-- start GIVEN RECORDS --

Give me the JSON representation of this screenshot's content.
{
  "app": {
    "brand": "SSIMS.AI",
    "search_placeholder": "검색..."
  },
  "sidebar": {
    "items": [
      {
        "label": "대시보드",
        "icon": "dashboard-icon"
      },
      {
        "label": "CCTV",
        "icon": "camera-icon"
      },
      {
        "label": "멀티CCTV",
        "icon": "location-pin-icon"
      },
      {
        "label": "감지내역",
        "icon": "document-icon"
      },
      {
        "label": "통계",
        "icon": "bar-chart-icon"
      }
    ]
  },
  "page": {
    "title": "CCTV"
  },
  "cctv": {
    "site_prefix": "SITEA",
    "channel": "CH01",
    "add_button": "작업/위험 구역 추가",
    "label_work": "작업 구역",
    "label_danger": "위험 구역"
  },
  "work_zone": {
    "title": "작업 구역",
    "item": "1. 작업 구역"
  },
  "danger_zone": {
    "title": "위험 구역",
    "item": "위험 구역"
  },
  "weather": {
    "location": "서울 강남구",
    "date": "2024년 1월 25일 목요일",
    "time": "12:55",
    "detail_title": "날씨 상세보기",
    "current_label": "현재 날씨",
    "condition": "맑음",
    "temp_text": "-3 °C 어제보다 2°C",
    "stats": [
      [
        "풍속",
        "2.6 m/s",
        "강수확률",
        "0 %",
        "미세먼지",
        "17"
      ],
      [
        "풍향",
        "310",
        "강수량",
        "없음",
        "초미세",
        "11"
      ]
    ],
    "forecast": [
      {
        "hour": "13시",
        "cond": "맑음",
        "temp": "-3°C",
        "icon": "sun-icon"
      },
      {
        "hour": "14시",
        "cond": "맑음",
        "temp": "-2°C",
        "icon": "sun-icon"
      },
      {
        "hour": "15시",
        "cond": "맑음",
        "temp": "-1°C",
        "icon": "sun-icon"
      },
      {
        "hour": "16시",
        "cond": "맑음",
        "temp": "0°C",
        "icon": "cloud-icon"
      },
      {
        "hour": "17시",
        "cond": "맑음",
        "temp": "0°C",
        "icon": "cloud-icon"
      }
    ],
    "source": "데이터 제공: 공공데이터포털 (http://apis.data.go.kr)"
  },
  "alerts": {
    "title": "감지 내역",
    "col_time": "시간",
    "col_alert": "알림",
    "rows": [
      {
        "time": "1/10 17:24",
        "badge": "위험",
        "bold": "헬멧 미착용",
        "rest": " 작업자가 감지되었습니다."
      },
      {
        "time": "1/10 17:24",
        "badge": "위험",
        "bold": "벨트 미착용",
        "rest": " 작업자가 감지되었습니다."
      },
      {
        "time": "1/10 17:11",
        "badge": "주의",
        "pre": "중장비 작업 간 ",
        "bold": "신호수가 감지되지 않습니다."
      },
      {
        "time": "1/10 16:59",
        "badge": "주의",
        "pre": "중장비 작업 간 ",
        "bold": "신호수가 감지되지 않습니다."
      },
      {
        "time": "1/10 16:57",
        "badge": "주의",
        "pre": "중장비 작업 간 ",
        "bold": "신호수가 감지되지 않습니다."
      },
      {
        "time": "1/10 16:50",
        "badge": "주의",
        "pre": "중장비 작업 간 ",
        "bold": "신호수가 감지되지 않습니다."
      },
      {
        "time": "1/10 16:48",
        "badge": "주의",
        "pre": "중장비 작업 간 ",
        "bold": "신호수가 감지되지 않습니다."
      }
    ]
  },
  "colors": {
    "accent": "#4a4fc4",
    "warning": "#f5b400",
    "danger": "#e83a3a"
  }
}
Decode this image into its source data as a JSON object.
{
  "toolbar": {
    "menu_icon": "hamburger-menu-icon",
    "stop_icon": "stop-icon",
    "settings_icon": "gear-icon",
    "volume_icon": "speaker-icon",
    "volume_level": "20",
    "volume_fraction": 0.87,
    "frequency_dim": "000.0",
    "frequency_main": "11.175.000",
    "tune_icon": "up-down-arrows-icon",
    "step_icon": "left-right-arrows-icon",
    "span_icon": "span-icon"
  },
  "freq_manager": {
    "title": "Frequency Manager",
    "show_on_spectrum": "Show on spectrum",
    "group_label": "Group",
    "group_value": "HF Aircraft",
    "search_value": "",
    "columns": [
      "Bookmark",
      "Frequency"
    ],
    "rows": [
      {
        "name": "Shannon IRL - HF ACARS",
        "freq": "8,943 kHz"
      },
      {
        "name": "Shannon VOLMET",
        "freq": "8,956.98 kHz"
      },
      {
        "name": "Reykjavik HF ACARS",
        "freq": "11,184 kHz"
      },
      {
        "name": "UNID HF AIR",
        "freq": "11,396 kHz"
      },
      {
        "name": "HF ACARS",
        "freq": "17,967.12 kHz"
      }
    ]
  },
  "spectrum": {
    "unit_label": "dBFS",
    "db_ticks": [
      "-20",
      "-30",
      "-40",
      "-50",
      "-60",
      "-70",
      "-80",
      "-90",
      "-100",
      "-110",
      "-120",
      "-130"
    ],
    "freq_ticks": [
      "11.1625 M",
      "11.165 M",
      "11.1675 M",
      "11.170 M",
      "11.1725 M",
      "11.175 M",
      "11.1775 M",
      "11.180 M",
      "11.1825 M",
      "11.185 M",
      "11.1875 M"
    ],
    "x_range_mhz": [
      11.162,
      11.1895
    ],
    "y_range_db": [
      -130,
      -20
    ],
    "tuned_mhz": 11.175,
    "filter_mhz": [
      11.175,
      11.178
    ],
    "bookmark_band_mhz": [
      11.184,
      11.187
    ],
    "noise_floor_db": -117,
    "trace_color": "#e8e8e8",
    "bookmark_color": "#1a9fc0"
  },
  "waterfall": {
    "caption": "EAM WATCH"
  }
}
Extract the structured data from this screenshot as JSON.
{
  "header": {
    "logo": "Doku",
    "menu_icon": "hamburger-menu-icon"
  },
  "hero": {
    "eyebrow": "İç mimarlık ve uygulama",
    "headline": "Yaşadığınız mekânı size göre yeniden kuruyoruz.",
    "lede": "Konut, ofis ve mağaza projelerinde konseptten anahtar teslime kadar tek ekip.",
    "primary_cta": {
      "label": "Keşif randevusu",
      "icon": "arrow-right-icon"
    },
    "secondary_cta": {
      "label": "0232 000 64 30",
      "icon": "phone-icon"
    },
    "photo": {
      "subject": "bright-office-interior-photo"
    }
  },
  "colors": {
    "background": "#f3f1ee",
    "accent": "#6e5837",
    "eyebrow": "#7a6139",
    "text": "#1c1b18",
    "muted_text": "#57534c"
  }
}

-- end GIVEN RECORDS --

STATED TASK:
Retype the entries one by one, exactly.

CORRECT ANSWER:
Give me the JSON representation of this screenshot's content.
{
  "app": {
    "brand": "SSIMS.AI",
    "search_placeholder": "검색..."
  },
  "sidebar": {
    "items": [
      {
        "label": "대시보드",
        "icon": "dashboard-icon"
      },
      {
        "label": "CCTV",
        "icon": "camera-icon"
      },
      {
        "label": "멀티CCTV",
        "icon": "location-pin-icon"
      },
      {
        "label": "감지내역",
        "icon": "document-icon"
      },
      {
        "label": "통계",
        "icon": "bar-chart-icon"
      }
    ]
  },
  "page": {
    "title": "CCTV"
  },
  "cctv": {
    "site_prefix": "SITEA",
    "channel": "CH01",
    "add_button": "작업/위험 구역 추가",
    "label_work": "작업 구역",
    "label_danger": "위험 구역"
  },
  "work_zone": {
    "title": "작업 구역",
    "item": "1. 작업 구역"
  },
  "danger_zone": {
    "title": "위험 구역",
    "item": "위험 구역"
  },
  "weather": {
    "location": "서울 강남구",
    "date": "2024년 1월 25일 목요일",
    "time": "12:55",
    "detail_title": "날씨 상세보기",
    "current_label": "현재 날씨",
    "condition": "맑음",
    "temp_text": "-3 °C 어제보다 2°C",
    "stats": [
      [
        "풍속",
        "2.6 m/s",
        "강수확률",
        "0 %",
        "미세먼지",
        "17"
      ],
      [
        "풍향",
        "310",
        "강수량",
        "없음",
        "초미세",
        "11"
      ]
    ],
    "forecast": [
      {
        "hour": "13시",
        "cond": "맑음",
        "temp": "-3°C",
        "icon": "sun-icon"
      },
      {
        "hour": "14시",
        "cond": "맑음",
        "temp": "-2°C",
        "icon": "sun-icon"
      },
      {
        "hour": "15시",
        "cond": "맑음",
        "temp": "-1°C",
        "icon": "sun-icon"
      },
      {
        "hour": "16시",
        "cond": "맑음",
        "temp": "0°C",
        "icon": "cloud-icon"
      },
      {
        "hour": "17시",
        "cond": "맑음",
        "temp": "0°C",
        "icon": "cloud-icon"
      }
    ],
    "source": "데이터 제공: 공공데이터포털 (http://apis.data.go.kr)"
  },
  "alerts": {
    "title": "감지 내역",
    "col_time": "시간",
    "col_alert": "알림",
    "rows": [
      {
        "time": "1/10 17:24",
        "badge": "위험",
        "bold": "헬멧 미착용",
        "rest": " 작업자가 감지되었습니다."
      },
      {
        "time": "1/10 17:24",
        "badge": "위험",
        "bold": "벨트 미착용",
        "rest": " 작업자가 감지되었습니다."
      },
      {
        "time": "1/10 17:11",
        "badge": "주의",
        "pre": "중장비 작업 간 ",
        "bold": "신호수가 감지되지 않습니다."
      },
      {
        "time": "1/10 16:59",
        "badge": "주의",
        "pre": "중장비 작업 간 ",
        "bold": "신호수가 감지되지 않습니다."
      },
      {
        "time": "1/10 16:57",
        "badge": "주의",
        "pre": "중장비 작업 간 ",
        "bold": "신호수가 감지되지 않습니다."
      },
      {
        "time": "1/10 16:50",
        "badge": "주의",
        "pre": "중장비 작업 간 ",
        "bold": "신호수가 감지되지 않습니다."
      },
      {
        "time": "1/10 16:48",
        "badge": "주의",
        "pre": "중장비 작업 간 ",
        "bold": "신호수가 감지되지 않습니다."
      }
    ]
  },
  "colors": {
    "accent": "#4a4fc4",
    "warning": "#f5b400",
    "danger": "#e83a3a"
  }
}
Decode this image into its source data as a JSON object.
{
  "toolbar": {
    "menu_icon": "hamburger-menu-icon",
    "stop_icon": "stop-icon",
    "settings_icon": "gear-icon",
    "volume_icon": "speaker-icon",
    "volume_level": "20",
    "volume_fraction": 0.87,
    "frequency_dim": "000.0",
    "frequency_main": "11.175.000",
    "tune_icon": "up-down-arrows-icon",
    "step_icon": "left-right-arrows-icon",
    "span_icon": "span-icon"
  },
  "freq_manager": {
    "title": "Frequency Manager",
    "show_on_spectrum": "Show on spectrum",
    "group_label": "Group",
    "group_value": "HF Aircraft",
    "search_value": "",
    "columns": [
      "Bookmark",
      "Frequency"
    ],
    "rows": [
      {
        "name": "Shannon IRL - HF ACARS",
        "freq": "8,943 kHz"
      },
      {
        "name": "Shannon VOLMET",
        "freq": "8,956.98 kHz"
      },
      {
        "name": "Reykjavik HF ACARS",
        "freq": "11,184 kHz"
      },
      {
        "name": "UNID HF AIR",
        "freq": "11,396 kHz"
      },
      {
        "name": "HF ACARS",
        "freq": "17,967.12 kHz"
      }
    ]
  },
  "spectrum": {
    "unit_label": "dBFS",
    "db_ticks": [
      "-20",
      "-30",
      "-40",
      "-50",
      "-60",
      "-70",
      "-80",
      "-90",
      "-100",
      "-110",
      "-120",
      "-130"
    ],
    "freq_ticks": [
      "11.1625 M",
      "11.165 M",
      "11.1675 M",
      "11.170 M",
      "11.1725 M",
      "11.175 M",
      "11.1775 M",
      "11.180 M",
      "11.1825 M",
      "11.185 M",
      "11.1875 M"
    ],
    "x_range_mhz": [
      11.162,
      11.1895
    ],
    "y_range_db": [
      -130,
      -20
    ],
    "tuned_mhz": 11.175,
    "filter_mhz": [
      11.175,
      11.178
    ],
    "bookmark_band_mhz": [
      11.184,
      11.187
    ],
    "noise_floor_db": -117,
    "trace_color": "#e8e8e8",
    "bookmark_color": "#1a9fc0"
  },
  "waterfall": {
    "caption": "EAM WATCH"
  }
}
Extract the structured data from this screenshot as JSON.
{
  "header": {
    "logo": "Doku",
    "menu_icon": "hamburger-menu-icon"
  },
  "hero": {
    "eyebrow": "İç mimarlık ve uygulama",
    "headline": "Yaşadığınız mekânı size göre yeniden kuruyoruz.",
    "lede": "Konut, ofis ve mağaza projelerinde konseptten anahtar teslime kadar tek ekip.",
    "primary_cta": {
      "label": "Keşif randevusu",
      "icon": "arrow-right-icon"
    },
    "secondary_cta": {
      "label": "0232 000 64 30",
      "icon": "phone-icon"
    },
    "photo": {
      "subject": "bright-office-interior-photo"
    }
  },
  "colors": {
    "background": "#f3f1ee",
    "accent": "#6e5837",
    "eyebrow": "#7a6139",
    "text": "#1c1b18",
    "muted_text": "#57534c"
  }
}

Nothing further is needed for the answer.